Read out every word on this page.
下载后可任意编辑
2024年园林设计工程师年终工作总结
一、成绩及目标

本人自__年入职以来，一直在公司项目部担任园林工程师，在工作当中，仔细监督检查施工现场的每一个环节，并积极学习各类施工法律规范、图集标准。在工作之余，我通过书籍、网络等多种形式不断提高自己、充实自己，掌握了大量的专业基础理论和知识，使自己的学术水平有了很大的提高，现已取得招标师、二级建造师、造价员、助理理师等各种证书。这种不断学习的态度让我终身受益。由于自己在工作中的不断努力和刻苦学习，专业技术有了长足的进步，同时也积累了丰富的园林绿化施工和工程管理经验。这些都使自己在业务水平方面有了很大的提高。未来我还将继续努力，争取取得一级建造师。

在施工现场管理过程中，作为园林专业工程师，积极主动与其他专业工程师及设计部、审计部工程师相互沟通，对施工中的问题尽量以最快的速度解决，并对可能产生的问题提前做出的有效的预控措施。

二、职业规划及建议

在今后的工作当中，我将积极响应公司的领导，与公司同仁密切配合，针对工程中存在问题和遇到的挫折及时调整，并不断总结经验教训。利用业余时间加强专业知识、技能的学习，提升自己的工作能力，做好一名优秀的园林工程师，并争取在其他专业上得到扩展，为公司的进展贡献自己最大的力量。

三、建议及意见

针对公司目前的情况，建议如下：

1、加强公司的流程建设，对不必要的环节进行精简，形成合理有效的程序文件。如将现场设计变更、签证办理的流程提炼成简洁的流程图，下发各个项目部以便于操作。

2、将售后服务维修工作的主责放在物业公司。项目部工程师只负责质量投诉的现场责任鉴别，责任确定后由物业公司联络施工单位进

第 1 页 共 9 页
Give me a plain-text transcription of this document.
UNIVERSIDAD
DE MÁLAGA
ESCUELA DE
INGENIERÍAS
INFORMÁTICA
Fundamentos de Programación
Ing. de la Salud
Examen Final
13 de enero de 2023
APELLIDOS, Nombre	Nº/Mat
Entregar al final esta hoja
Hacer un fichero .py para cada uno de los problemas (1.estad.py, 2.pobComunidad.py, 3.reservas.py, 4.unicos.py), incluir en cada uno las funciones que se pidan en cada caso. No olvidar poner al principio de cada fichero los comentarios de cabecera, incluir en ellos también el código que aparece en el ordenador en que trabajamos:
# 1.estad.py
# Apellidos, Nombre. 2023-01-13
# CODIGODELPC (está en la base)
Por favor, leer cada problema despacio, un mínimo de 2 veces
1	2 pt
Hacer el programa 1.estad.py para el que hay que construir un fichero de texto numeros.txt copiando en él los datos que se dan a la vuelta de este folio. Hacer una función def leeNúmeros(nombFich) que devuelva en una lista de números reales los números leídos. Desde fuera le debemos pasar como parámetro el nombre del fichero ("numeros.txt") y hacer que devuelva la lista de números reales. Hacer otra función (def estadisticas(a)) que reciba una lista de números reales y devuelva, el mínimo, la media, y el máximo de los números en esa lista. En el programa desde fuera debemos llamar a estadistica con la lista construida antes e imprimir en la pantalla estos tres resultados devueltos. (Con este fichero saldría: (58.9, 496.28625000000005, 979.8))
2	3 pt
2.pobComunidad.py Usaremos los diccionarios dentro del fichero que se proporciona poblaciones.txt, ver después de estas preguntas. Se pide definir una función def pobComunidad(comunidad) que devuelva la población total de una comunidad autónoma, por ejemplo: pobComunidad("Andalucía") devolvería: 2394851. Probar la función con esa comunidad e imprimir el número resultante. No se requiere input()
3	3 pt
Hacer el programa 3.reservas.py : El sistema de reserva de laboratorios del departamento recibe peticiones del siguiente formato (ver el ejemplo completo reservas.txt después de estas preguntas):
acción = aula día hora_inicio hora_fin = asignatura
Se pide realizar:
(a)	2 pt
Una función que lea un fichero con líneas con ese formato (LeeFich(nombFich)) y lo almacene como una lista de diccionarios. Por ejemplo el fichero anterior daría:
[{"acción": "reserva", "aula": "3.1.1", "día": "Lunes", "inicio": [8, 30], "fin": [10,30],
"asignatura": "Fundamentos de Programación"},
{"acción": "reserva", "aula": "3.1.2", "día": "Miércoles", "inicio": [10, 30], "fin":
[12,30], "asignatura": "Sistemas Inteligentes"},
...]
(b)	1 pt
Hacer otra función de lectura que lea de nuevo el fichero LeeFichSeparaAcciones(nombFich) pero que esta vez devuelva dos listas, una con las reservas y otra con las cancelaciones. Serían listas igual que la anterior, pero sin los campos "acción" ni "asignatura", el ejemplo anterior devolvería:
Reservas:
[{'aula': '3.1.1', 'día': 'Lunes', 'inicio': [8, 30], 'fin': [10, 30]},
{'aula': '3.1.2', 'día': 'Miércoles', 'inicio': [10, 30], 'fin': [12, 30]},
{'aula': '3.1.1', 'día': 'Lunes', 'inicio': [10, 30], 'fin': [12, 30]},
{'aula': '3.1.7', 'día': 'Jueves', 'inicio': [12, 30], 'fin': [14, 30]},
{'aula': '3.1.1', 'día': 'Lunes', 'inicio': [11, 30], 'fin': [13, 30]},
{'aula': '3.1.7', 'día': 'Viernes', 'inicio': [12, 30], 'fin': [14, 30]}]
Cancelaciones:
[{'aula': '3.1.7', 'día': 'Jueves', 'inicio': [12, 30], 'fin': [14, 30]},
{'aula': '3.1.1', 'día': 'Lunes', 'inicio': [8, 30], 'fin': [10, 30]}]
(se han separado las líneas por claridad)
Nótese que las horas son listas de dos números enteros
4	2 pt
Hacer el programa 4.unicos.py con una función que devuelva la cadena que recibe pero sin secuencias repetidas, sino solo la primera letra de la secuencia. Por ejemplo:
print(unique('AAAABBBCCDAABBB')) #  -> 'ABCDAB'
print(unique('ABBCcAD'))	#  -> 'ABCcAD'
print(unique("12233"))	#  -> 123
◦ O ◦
○ ○ ○ ○ ○ ○ ○
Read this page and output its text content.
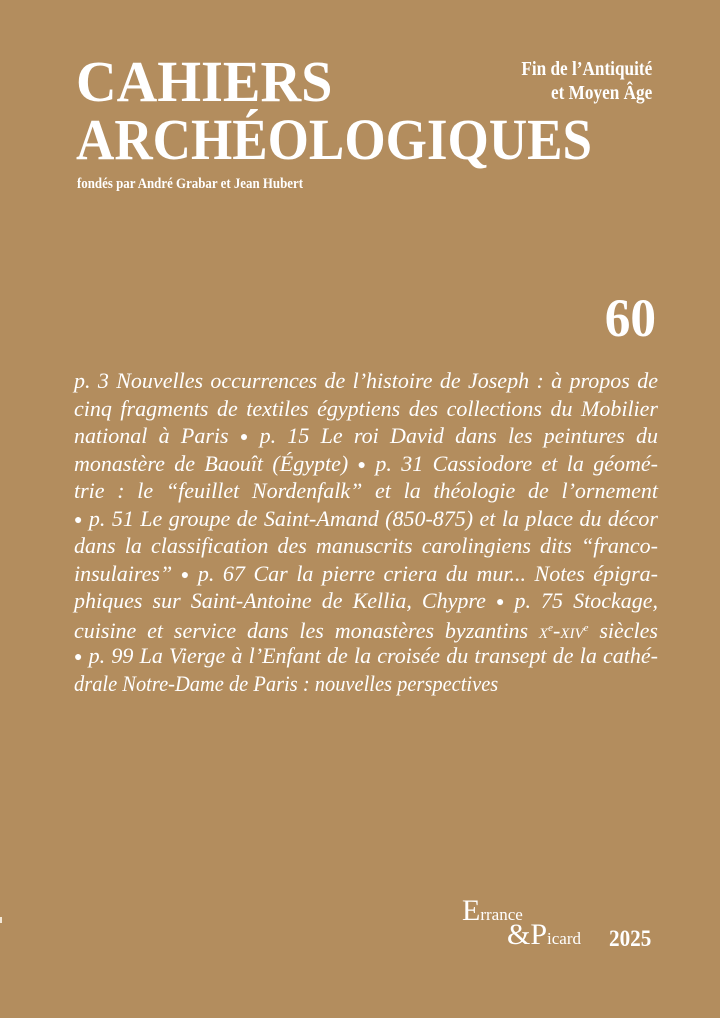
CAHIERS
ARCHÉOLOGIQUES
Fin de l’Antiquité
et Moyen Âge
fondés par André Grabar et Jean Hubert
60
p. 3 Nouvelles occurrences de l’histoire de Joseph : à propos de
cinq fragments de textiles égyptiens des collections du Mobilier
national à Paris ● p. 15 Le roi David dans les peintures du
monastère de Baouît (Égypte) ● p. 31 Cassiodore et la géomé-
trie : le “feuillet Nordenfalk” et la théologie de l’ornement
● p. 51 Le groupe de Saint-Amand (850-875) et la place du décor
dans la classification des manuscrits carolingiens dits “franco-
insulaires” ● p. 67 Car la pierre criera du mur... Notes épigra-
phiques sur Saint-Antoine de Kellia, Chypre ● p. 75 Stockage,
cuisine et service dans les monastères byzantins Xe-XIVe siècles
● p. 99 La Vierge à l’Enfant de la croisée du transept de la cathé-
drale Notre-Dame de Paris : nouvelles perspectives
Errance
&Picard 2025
○ ○ ○ ○ ○ ○ ○
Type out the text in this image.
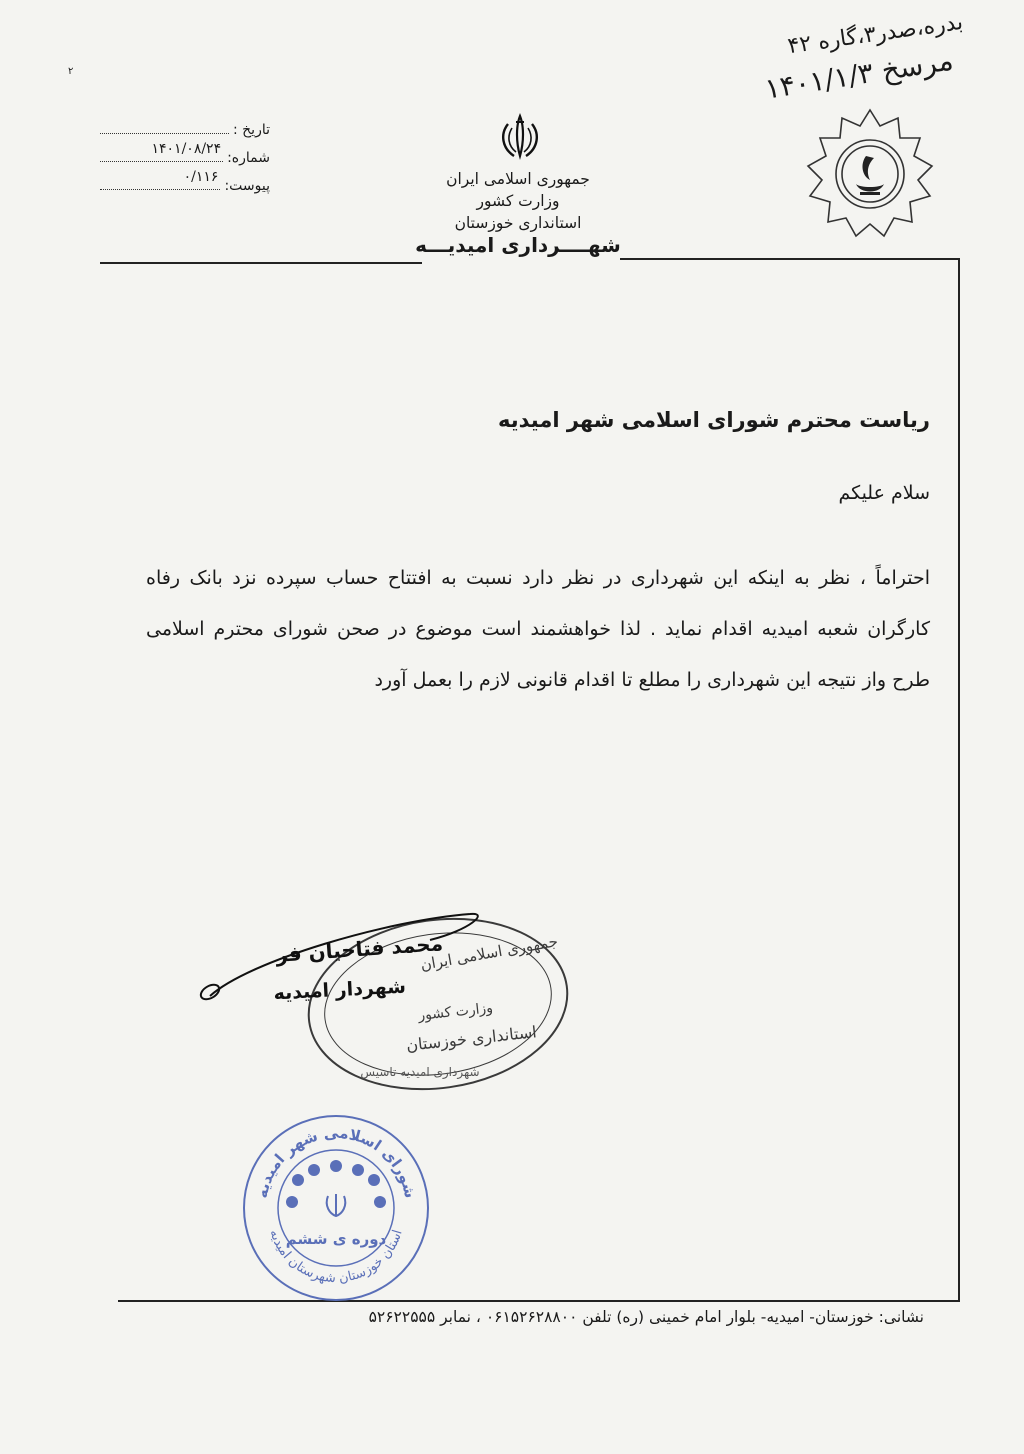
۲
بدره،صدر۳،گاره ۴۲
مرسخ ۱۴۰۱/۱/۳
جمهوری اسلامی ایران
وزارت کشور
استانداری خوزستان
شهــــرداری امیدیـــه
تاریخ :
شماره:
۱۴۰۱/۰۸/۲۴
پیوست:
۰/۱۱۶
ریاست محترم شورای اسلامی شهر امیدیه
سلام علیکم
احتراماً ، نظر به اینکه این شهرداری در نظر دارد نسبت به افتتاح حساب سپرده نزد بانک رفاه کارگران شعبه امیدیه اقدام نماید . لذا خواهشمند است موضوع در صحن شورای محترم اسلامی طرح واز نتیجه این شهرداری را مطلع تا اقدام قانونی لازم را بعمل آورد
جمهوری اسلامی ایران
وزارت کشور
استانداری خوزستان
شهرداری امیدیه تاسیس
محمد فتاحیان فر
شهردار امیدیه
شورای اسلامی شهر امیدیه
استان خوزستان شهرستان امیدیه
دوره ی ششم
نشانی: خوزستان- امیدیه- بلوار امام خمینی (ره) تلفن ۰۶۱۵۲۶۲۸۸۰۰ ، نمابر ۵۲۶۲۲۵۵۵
○ ○ ○ ○ ○ ○ ○
Find how many lines in the listing contain the word "شهرداری" and give that count alone.

*Exercise response*: 2